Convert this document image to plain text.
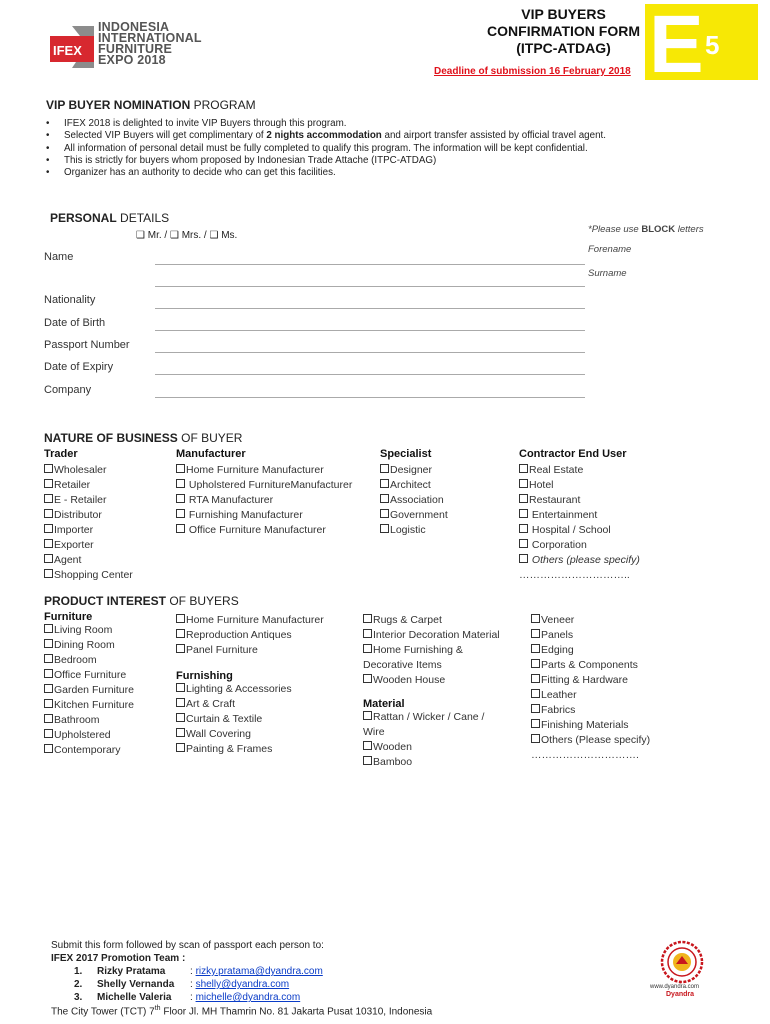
IFEX
INDONESIA
INTERNATIONAL
FURNITURE
EXPO 2018
VIP BUYERS
CONFIRMATION FORM
(ITPC-ATDAG)
Deadline of submission 16 February 2018 E 5
VIP BUYER NOMINATION PROGRAM
• IFEX 2018 is delighted to invite VIP Buyers through this program.
• Selected VIP Buyers will get complimentary of 2 nights accommodation and airport transfer assisted by official travel agent.
• All information of personal detail must be fully completed to qualify this program. The information will be kept confidential.
• This is strictly for buyers whom proposed by Indonesian Trade Attache (ITPC-ATDAG)
• Organizer has an authority to decide who can get this facilities.
PERSONAL DETAILS
❑ Mr. / ❑ Mrs. / ❑ Ms.
*Please use BLOCK letters
Forename
Surname
Name
Nationality
Date of Birth
Passport Number
Date of Expiry
Company
NATURE OF BUSINESS OF BUYER
Trader
Wholesaler
Retailer
E - Retailer
Distributor
Importer
Exporter
Agent
Shopping Center
Manufacturer
Home Furniture Manufacturer
Upholstered FurnitureManufacturer
RTA Manufacturer
Furnishing Manufacturer
Office Furniture Manufacturer
Specialist
Designer
Architect
Association
Government
Logistic
Contractor End User
Real Estate
Hotel
Restaurant
Entertainment
Hospital / School
Corporation
Others (please specify)
…………………………..
PRODUCT INTEREST OF BUYERS
Furniture
Living Room
Dining Room
Bedroom
Office Furniture
Garden Furniture
Kitchen Furniture
Bathroom
Upholstered
Contemporary
Home Furniture Manufacturer
Reproduction Antiques
Panel Furniture
Furnishing
Lighting & Accessories
Art & Craft
Curtain & Textile
Wall Covering
Painting & Frames
Rugs & Carpet
Interior Decoration Material
Home Furnishing &
Decorative Items
Wooden House
Material
Rattan / Wicker / Cane /
Wire
Wooden
Bamboo
Veneer
Panels
Edging
Parts & Components
Fitting & Hardware
Leather
Fabrics
Finishing Materials
Others (Please specify)
………………………….
Submit this form followed by scan of passport each person to:
IFEX 2017 Promotion Team :
1. Rizky Pratama : rizky.pratama@dyandra.com
2. Shelly Vernanda : shelly@dyandra.com
3. Michelle Valeria : michelle@dyandra.com
The City Tower (TCT) 7th Floor Jl. MH Thamrin No. 81 Jakarta Pusat 10310, Indonesia
www.dyandra.com
Dyandra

☆ ☆ ☆ ☆ ☆ ☆ ☆

Exercise directions – Read the entries above, then pull out the lines that include "Others".

Right answer –
Others (please specify)
Others (Please specify)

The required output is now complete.